What you have to do
From the entries below, say how many lines carry the word "into", and give nothing but the number.

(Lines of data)
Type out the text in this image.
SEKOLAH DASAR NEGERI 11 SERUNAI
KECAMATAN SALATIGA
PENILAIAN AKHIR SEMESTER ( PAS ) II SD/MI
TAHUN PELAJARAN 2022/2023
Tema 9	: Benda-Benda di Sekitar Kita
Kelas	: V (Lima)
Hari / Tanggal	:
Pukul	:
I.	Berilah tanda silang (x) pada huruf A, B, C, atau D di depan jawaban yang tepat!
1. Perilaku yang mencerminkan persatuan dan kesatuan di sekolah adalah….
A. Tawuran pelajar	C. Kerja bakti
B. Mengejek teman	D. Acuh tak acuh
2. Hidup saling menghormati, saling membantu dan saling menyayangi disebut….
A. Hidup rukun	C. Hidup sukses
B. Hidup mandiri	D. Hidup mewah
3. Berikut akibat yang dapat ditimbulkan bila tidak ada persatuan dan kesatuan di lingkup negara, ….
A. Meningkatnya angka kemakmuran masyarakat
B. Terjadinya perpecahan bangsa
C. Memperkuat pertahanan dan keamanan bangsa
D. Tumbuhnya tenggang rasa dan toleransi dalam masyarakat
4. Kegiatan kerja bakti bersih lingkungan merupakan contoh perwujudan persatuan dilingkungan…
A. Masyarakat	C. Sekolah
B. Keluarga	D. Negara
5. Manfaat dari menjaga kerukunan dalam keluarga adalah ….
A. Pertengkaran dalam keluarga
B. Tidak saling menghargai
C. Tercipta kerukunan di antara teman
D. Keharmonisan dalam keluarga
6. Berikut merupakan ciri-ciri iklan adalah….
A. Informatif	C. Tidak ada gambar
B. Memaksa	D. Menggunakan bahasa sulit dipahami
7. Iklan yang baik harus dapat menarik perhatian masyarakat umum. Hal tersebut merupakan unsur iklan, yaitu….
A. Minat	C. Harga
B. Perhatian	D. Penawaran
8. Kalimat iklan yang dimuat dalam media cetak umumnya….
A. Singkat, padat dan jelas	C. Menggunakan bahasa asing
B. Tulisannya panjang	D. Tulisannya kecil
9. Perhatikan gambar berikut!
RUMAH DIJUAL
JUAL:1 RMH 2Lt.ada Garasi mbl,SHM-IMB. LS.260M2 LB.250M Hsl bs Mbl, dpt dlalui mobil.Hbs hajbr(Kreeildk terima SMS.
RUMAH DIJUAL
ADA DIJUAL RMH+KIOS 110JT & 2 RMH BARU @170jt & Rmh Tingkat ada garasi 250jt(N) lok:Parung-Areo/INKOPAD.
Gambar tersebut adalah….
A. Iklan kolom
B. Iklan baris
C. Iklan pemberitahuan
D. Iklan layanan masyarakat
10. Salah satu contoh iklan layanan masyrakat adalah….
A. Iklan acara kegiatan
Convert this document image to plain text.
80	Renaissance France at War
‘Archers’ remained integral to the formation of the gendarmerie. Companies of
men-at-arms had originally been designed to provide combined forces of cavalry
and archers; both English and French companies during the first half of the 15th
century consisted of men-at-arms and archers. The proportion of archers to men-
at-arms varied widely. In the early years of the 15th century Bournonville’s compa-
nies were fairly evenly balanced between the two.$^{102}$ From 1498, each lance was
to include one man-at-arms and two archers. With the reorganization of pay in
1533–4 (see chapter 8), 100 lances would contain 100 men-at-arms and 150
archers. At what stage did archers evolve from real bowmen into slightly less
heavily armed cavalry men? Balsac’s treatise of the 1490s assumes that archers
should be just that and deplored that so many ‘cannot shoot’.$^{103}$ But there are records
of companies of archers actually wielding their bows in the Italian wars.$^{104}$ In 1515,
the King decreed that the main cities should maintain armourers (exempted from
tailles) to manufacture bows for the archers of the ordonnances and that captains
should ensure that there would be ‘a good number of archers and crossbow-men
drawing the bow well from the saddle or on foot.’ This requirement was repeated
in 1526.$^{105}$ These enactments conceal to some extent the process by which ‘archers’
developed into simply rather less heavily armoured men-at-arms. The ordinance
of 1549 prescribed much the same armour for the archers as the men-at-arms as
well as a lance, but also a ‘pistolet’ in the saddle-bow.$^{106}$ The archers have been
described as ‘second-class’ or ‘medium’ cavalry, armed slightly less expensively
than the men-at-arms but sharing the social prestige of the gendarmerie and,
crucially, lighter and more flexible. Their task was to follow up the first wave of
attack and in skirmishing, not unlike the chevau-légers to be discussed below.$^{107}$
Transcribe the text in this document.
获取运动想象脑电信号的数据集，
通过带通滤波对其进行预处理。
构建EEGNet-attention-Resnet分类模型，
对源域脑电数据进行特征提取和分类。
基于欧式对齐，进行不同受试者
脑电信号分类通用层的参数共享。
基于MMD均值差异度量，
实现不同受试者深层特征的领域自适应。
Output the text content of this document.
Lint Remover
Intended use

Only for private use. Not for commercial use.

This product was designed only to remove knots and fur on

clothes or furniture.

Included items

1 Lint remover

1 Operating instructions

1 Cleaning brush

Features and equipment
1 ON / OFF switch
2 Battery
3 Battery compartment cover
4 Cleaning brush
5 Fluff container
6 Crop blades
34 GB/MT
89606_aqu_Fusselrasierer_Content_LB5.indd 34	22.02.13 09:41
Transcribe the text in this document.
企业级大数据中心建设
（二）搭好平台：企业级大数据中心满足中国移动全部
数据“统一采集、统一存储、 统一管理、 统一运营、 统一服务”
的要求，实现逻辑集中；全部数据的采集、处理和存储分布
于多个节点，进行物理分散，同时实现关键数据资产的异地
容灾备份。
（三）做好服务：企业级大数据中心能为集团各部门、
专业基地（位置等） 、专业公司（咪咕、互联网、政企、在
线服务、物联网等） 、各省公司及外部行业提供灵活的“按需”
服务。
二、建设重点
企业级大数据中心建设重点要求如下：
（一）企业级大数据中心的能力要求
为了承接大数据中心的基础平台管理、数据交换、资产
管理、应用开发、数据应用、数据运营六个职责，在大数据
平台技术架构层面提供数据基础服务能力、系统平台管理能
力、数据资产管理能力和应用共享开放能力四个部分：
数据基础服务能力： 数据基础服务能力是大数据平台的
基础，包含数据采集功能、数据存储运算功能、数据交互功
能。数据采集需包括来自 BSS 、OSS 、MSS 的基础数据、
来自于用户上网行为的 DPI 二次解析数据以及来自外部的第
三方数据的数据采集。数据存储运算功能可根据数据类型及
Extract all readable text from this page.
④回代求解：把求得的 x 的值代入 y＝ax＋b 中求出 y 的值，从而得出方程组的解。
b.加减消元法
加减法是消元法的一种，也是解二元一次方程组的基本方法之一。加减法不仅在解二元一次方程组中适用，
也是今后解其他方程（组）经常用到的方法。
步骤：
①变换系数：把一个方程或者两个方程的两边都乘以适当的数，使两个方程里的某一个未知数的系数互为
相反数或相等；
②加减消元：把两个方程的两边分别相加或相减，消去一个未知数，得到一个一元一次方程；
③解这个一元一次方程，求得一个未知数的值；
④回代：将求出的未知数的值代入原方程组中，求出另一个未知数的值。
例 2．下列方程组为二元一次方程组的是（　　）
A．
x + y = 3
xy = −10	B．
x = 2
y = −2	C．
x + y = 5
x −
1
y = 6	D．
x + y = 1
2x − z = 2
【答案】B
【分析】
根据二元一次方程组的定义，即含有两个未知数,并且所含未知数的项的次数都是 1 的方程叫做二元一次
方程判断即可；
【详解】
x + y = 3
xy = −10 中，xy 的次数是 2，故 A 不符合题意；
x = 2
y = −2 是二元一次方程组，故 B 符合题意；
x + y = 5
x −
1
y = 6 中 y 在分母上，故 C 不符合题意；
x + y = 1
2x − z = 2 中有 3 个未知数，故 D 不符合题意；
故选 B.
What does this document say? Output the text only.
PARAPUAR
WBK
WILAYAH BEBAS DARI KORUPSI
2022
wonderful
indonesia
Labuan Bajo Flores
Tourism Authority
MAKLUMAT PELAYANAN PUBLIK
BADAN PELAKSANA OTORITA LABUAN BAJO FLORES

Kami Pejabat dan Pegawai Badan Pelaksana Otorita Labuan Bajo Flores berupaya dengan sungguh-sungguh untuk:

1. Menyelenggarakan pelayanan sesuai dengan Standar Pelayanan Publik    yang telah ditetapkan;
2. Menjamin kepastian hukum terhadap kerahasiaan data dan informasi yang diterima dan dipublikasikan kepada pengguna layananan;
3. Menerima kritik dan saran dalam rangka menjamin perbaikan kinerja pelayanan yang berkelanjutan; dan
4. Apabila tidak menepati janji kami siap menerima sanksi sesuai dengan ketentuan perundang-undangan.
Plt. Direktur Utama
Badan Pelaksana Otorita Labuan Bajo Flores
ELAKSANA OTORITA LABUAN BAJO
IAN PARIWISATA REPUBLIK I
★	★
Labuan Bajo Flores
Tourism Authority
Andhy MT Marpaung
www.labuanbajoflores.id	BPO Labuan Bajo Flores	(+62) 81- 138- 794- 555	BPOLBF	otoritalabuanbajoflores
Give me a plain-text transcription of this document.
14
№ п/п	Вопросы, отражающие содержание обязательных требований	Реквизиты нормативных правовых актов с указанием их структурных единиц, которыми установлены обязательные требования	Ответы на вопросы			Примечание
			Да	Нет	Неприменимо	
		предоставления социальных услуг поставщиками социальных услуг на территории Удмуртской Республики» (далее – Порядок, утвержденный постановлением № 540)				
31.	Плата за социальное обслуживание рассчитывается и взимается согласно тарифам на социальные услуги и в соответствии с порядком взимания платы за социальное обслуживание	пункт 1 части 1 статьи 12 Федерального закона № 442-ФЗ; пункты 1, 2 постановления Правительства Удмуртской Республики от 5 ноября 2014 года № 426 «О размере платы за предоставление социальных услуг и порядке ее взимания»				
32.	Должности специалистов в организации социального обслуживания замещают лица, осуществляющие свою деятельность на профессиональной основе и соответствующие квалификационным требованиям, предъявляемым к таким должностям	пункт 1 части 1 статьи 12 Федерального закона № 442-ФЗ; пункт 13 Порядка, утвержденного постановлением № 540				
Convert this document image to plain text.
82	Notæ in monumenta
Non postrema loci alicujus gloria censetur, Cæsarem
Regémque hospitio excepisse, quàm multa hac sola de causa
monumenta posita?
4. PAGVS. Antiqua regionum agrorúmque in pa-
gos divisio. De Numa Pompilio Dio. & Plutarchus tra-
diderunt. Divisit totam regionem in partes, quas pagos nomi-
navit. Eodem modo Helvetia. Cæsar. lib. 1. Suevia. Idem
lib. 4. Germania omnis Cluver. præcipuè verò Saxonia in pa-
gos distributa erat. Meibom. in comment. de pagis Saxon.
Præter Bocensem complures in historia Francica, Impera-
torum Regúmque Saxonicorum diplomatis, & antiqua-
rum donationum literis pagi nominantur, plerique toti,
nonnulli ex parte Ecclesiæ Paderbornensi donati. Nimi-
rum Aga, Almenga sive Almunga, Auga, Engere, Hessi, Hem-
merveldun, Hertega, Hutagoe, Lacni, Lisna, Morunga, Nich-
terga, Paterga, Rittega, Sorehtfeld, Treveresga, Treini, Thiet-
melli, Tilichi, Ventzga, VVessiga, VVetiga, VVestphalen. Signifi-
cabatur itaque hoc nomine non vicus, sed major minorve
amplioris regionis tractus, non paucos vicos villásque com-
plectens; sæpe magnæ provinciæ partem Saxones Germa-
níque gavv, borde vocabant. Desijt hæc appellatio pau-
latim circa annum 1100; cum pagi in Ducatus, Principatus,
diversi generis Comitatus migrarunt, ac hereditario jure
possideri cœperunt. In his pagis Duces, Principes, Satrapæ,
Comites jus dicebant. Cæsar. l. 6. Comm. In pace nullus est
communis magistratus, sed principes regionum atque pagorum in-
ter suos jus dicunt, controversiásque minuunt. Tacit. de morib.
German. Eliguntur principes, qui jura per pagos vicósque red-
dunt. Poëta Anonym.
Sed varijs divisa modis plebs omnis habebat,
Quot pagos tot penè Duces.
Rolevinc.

Solved problem
2